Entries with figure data

==========

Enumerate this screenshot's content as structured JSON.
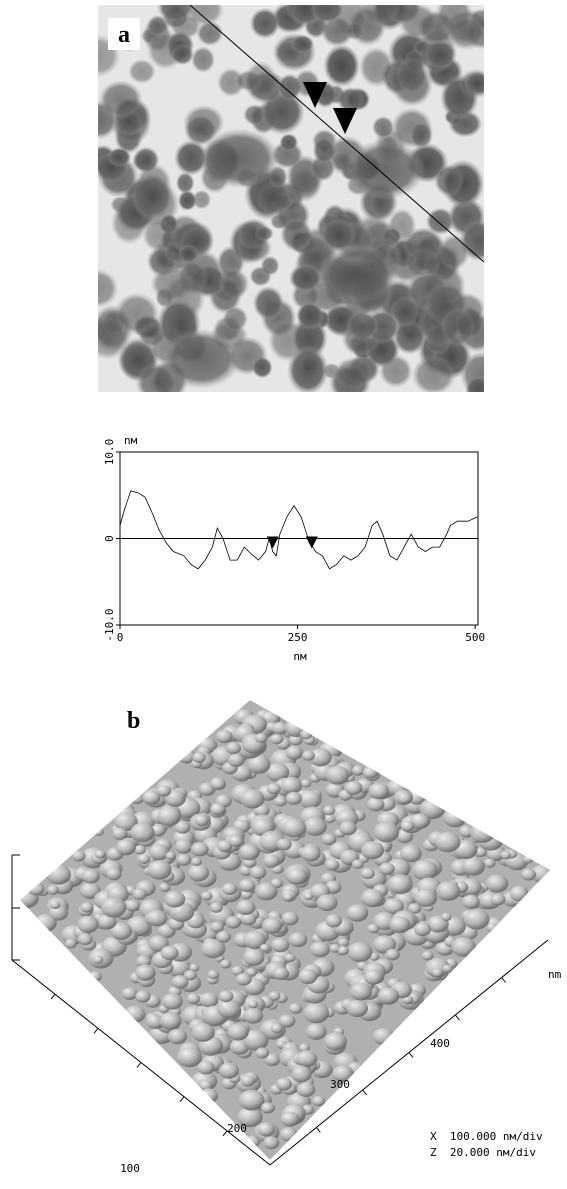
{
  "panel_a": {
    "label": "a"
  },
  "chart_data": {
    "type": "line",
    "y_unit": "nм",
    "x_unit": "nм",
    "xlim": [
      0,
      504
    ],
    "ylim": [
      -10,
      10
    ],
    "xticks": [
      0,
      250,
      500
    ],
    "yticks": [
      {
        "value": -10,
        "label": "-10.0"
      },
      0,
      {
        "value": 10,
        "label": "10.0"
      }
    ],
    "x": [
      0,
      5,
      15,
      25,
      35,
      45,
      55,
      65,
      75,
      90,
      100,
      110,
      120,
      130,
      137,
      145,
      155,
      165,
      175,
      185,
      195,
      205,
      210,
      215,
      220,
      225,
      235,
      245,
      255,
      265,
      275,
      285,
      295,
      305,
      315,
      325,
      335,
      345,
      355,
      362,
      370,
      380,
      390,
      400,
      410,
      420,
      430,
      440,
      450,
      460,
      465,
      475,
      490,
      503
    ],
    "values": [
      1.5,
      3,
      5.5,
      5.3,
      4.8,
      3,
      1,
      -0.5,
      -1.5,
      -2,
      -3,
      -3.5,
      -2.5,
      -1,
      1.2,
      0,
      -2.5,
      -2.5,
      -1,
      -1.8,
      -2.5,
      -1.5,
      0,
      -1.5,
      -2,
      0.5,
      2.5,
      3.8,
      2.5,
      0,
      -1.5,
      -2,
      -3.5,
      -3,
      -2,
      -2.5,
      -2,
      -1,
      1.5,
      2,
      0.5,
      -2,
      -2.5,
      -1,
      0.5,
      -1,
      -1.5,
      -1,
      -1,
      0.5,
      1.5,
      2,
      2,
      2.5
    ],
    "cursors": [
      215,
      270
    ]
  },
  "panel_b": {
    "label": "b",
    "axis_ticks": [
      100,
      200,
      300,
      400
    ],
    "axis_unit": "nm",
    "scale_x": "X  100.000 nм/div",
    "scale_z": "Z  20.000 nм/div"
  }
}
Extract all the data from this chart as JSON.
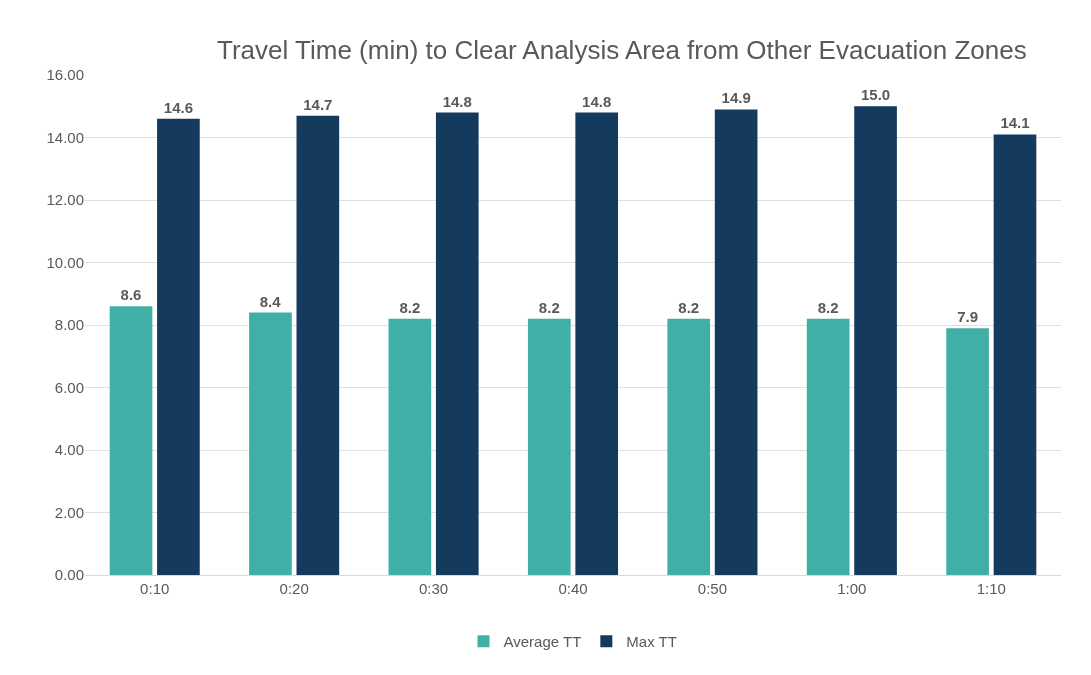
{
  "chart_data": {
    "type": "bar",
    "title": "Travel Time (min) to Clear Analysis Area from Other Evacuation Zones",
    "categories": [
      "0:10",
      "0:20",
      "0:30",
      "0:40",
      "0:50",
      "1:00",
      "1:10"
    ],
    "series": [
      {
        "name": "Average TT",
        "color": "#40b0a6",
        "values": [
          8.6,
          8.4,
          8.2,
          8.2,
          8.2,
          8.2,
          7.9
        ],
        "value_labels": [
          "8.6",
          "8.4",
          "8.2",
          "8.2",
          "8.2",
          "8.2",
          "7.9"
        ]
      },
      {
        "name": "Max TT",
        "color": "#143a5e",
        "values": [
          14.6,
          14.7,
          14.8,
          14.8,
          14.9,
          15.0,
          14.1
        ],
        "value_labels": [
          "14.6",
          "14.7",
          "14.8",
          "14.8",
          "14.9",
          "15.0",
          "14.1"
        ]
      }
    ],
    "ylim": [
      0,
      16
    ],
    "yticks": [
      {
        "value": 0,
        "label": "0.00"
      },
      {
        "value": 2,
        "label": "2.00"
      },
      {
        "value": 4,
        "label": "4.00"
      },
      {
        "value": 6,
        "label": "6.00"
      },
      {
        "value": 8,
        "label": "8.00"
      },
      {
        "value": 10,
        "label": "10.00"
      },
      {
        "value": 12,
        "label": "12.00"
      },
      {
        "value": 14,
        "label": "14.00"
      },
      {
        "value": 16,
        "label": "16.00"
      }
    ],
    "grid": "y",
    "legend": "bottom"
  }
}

==========

### Short exercise
Reproduce each line word for word and drop the pictures.

### Task solution
Enumerate this screenshot's content as structured JSON.
{
  "panel_a": {
    "label": "a"
  },
  "chart_data": {
    "type": "line",
    "y_unit": "nм",
    "x_unit": "nм",
    "xlim": [
      0,
      504
    ],
    "ylim": [
      -10,
      10
    ],
    "xticks": [
      0,
      250,
      500
    ],
    "yticks": [
      {
        "value": -10,
        "label": "-10.0"
      },
      0,
      {
        "value": 10,
        "label": "10.0"
      }
    ],
    "x": [
      0,
      5,
      15,
      25,
      35,
      45,
      55,
      65,
      75,
      90,
      100,
      110,
      120,
      130,
      137,
      145,
      155,
      165,
      175,
      185,
      195,
      205,
      210,
      215,
      220,
      225,
      235,
      245,
      255,
      265,
      275,
      285,
      295,
      305,
      315,
      325,
      335,
      345,
      355,
      362,
      370,
      380,
      390,
      400,
      410,
      420,
      430,
      440,
      450,
      460,
      465,
      475,
      490,
      503
    ],
    "values": [
      1.5,
      3,
      5.5,
      5.3,
      4.8,
      3,
      1,
      -0.5,
      -1.5,
      -2,
      -3,
      -3.5,
      -2.5,
      -1,
      1.2,
      0,
      -2.5,
      -2.5,
      -1,
      -1.8,
      -2.5,
      -1.5,
      0,
      -1.5,
      -2,
      0.5,
      2.5,
      3.8,
      2.5,
      0,
      -1.5,
      -2,
      -3.5,
      -3,
      -2,
      -2.5,
      -2,
      -1,
      1.5,
      2,
      0.5,
      -2,
      -2.5,
      -1,
      0.5,
      -1,
      -1.5,
      -1,
      -1,
      0.5,
      1.5,
      2,
      2,
      2.5
    ],
    "cursors": [
      215,
      270
    ]
  },
  "panel_b": {
    "label": "b",
    "axis_ticks": [
      100,
      200,
      300,
      400
    ],
    "axis_unit": "nm",
    "scale_x": "X  100.000 nм/div",
    "scale_z": "Z  20.000 nм/div"
  }
}
Extract all the data from this chart as JSON.
{
  "chart_data": {
    "type": "bar",
    "title": "Travel Time (min) to Clear Analysis Area from Other Evacuation Zones",
    "categories": [
      "0:10",
      "0:20",
      "0:30",
      "0:40",
      "0:50",
      "1:00",
      "1:10"
    ],
    "series": [
      {
        "name": "Average TT",
        "color": "#40b0a6",
        "values": [
          8.6,
          8.4,
          8.2,
          8.2,
          8.2,
          8.2,
          7.9
        ],
        "value_labels": [
          "8.6",
          "8.4",
          "8.2",
          "8.2",
          "8.2",
          "8.2",
          "7.9"
        ]
      },
      {
        "name": "Max TT",
        "color": "#143a5e",
        "values": [
          14.6,
          14.7,
          14.8,
          14.8,
          14.9,
          15.0,
          14.1
        ],
        "value_labels": [
          "14.6",
          "14.7",
          "14.8",
          "14.8",
          "14.9",
          "15.0",
          "14.1"
        ]
      }
    ],
    "ylim": [
      0,
      16
    ],
    "yticks": [
      {
        "value": 0,
        "label": "0.00"
      },
      {
        "value": 2,
        "label": "2.00"
      },
      {
        "value": 4,
        "label": "4.00"
      },
      {
        "value": 6,
        "label": "6.00"
      },
      {
        "value": 8,
        "label": "8.00"
      },
      {
        "value": 10,
        "label": "10.00"
      },
      {
        "value": 12,
        "label": "12.00"
      },
      {
        "value": 14,
        "label": "14.00"
      },
      {
        "value": 16,
        "label": "16.00"
      }
    ],
    "grid": "y",
    "legend": "bottom"
  }
}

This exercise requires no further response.